--- Short task ---
Gather up the lines that contain "Добавить".

--- Supplied material ---
# # #

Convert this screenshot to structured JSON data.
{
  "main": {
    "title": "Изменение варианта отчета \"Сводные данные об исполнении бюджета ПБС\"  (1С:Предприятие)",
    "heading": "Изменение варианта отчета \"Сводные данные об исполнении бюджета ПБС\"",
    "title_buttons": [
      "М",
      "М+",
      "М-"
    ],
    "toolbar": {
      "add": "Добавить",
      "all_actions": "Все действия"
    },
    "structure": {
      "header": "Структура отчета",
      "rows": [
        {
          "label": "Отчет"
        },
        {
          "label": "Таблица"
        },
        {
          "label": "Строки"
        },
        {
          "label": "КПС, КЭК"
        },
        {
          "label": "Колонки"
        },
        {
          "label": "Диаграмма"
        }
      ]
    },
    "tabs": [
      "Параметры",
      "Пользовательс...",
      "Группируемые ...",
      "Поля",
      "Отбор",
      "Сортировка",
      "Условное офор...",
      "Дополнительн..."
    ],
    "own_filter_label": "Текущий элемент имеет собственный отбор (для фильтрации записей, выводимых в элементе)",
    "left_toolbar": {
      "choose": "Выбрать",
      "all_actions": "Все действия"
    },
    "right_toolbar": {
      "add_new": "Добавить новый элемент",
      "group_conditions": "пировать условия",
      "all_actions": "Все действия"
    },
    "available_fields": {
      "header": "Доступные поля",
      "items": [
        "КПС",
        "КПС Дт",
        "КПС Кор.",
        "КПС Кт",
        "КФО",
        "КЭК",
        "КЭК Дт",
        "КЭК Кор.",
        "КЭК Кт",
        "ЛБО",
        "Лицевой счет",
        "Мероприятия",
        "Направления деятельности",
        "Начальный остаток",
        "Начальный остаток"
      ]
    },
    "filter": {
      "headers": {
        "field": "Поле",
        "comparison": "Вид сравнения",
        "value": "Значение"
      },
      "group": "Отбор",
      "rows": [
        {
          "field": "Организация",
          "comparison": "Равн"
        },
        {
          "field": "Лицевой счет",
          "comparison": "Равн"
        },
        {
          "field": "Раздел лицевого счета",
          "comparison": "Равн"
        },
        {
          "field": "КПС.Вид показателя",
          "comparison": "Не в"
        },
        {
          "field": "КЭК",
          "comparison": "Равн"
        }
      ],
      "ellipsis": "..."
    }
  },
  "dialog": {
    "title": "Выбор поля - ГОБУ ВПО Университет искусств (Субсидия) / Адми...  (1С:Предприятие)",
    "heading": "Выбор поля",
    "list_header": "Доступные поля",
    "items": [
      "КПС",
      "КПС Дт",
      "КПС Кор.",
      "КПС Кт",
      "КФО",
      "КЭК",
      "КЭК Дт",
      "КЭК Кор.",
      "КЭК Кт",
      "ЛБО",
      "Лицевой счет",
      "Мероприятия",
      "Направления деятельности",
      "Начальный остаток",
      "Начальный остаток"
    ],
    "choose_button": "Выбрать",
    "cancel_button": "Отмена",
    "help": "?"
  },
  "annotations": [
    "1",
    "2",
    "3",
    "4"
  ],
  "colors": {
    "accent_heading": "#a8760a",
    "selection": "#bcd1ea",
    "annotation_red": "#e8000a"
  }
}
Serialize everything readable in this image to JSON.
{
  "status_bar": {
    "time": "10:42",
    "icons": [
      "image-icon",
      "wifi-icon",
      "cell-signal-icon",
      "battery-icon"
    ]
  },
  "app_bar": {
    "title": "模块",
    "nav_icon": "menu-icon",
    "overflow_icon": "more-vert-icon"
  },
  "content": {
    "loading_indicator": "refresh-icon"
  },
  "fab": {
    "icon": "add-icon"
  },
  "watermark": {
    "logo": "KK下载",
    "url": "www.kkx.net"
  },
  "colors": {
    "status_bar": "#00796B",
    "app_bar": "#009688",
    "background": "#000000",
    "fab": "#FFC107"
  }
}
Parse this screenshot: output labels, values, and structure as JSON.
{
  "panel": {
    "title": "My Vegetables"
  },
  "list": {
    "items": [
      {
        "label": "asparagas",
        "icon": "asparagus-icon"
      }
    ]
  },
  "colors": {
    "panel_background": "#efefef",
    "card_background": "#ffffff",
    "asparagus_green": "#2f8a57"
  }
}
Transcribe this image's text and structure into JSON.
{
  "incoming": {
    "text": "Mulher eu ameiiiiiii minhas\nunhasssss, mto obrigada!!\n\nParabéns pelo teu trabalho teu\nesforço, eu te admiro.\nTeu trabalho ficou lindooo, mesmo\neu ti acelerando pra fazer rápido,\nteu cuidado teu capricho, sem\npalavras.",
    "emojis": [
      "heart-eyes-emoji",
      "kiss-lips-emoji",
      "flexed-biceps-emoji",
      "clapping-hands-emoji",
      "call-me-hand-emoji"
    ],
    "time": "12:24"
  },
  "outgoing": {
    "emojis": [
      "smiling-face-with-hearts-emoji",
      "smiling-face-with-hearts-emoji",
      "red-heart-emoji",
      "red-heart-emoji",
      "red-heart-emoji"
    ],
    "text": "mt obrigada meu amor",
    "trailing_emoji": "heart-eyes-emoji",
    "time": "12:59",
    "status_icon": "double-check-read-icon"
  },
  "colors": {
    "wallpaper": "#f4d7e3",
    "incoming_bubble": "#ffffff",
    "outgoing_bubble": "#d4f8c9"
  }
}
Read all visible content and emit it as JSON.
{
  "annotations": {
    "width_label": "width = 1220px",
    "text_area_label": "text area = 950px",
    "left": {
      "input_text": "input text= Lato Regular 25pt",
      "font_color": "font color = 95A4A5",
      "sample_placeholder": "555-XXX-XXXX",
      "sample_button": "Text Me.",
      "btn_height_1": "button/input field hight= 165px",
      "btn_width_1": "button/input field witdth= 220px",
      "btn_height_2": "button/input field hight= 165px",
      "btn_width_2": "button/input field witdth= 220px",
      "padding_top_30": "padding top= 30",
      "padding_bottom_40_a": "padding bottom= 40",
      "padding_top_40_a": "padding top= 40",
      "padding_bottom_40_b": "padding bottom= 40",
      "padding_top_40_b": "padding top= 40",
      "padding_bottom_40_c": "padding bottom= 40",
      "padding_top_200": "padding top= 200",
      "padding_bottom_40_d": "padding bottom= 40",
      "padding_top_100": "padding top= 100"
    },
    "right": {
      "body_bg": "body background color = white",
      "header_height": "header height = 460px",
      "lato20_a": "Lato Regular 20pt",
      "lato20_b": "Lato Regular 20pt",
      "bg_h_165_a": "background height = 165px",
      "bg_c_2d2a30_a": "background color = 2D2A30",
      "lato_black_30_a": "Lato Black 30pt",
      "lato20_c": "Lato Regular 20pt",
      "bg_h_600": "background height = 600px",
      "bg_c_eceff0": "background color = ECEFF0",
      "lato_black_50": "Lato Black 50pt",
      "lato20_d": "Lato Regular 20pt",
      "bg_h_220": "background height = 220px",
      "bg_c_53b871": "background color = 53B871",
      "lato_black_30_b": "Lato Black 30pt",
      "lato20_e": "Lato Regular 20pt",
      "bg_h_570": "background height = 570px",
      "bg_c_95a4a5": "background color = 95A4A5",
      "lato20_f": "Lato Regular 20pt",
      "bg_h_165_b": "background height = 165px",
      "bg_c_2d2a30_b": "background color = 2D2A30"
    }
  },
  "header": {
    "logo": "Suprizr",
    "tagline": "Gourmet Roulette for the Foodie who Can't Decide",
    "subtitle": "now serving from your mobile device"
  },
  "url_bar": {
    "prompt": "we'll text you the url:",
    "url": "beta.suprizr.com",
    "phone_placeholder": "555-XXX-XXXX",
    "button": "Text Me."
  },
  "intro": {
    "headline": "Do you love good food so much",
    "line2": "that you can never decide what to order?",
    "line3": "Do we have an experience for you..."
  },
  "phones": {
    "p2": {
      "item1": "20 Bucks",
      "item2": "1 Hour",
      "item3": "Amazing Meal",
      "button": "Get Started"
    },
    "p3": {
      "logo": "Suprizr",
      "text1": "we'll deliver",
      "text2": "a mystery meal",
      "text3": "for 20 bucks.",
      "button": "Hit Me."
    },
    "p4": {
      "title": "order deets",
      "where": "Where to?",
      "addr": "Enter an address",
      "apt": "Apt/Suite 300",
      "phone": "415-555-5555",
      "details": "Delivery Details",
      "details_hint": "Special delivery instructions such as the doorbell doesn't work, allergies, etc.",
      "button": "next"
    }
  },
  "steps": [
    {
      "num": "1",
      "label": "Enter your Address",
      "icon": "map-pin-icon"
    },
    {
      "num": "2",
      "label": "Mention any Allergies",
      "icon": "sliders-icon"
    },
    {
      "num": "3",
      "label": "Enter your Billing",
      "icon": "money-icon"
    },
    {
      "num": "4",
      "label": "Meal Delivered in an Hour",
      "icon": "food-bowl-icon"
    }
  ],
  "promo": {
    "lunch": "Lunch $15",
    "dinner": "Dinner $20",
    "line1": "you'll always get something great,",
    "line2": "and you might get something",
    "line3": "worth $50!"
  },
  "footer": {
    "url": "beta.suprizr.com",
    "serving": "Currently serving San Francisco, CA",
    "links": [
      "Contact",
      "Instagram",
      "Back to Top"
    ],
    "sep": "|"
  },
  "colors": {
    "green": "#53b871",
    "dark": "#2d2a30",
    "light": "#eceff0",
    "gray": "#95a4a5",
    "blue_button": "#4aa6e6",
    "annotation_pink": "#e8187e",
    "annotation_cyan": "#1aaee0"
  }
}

# # #

--- Problem solution ---
      "add": "Добавить",
      "add_new": "Добавить новый элемент",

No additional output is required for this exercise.